Requirement — Where the string "index" occurs in the material below, report the whole line.

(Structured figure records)
----

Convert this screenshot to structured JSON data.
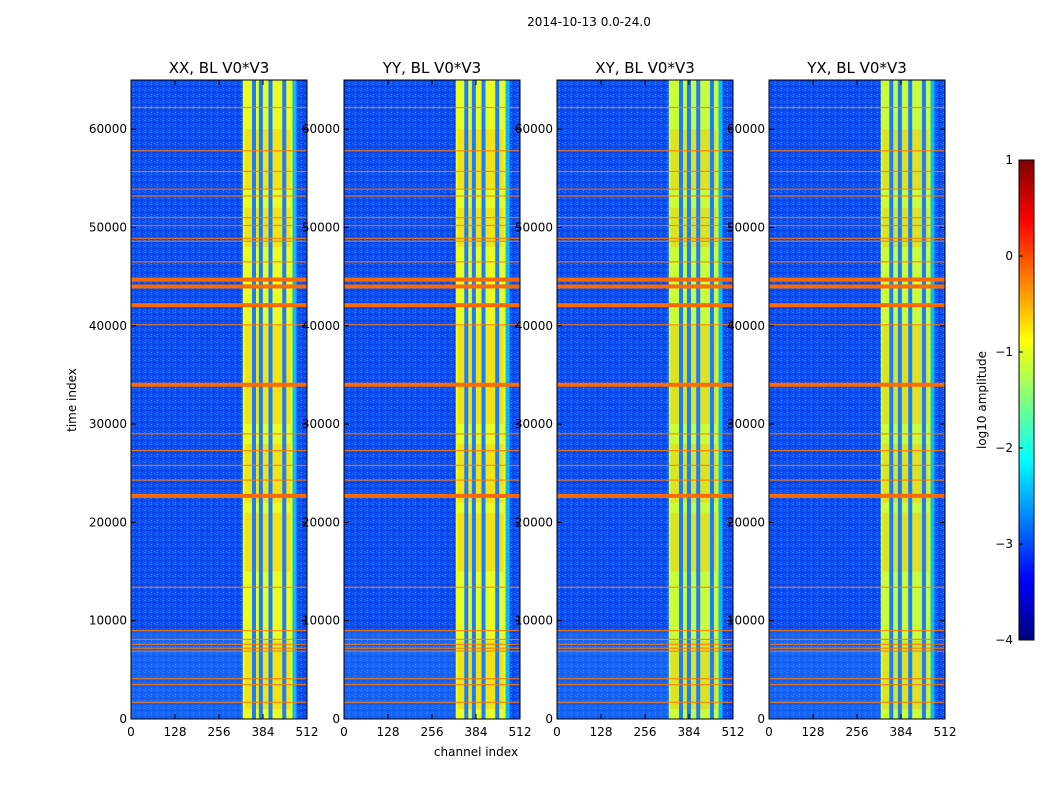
{
  "chart_data": {
    "type": "heatmap",
    "suptitle": "2014-10-13 0.0-24.0",
    "xlabel": "channel index",
    "ylabel": "time index",
    "x_range": [
      0,
      512
    ],
    "y_range": [
      0,
      65000
    ],
    "x_ticks": [
      "0",
      "128",
      "256",
      "384",
      "512"
    ],
    "y_ticks": [
      "0",
      "10000",
      "20000",
      "30000",
      "40000",
      "50000",
      "60000"
    ],
    "panels": [
      {
        "title": "XX, BL V0*V3",
        "band": [
          325,
          470
        ],
        "dark_cols": [
          352,
          372,
          400,
          440
        ],
        "band_cyan": false
      },
      {
        "title": "YY, BL V0*V3",
        "band": [
          325,
          470
        ],
        "dark_cols": [
          350,
          372,
          400,
          440
        ],
        "band_cyan": false
      },
      {
        "title": "XY, BL V0*V3",
        "band": [
          325,
          470
        ],
        "dark_cols": [
          355,
          378,
          405,
          445
        ],
        "band_cyan": true
      },
      {
        "title": "YX, BL V0*V3",
        "band": [
          325,
          470
        ],
        "dark_cols": [
          350,
          375,
          405,
          445
        ],
        "band_cyan": true
      }
    ],
    "rfi_rows_thick": [
      44700,
      44000,
      42100,
      34000,
      22700
    ],
    "rfi_rows_thin": [
      62200,
      57800,
      55700,
      53900,
      53200,
      51000,
      50200,
      48900,
      48600,
      46500,
      40100,
      29000,
      27300,
      25800,
      24300,
      13400,
      9000,
      8100,
      7600,
      7200,
      6900,
      4100,
      3500,
      1700
    ],
    "colorbar": {
      "label": "log10 amplitude",
      "range": [
        -4,
        1
      ],
      "ticks": [
        "−4",
        "−3",
        "−2",
        "−1",
        "0",
        "1"
      ],
      "colormap": [
        "#00007f",
        "#0000ff",
        "#007fff",
        "#00ffff",
        "#7fff7f",
        "#ffff00",
        "#ff7f00",
        "#ff0000",
        "#7f0000"
      ]
    }
  }
}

----

Answer below —
    "xlabel": "channel index",
    "ylabel": "time index",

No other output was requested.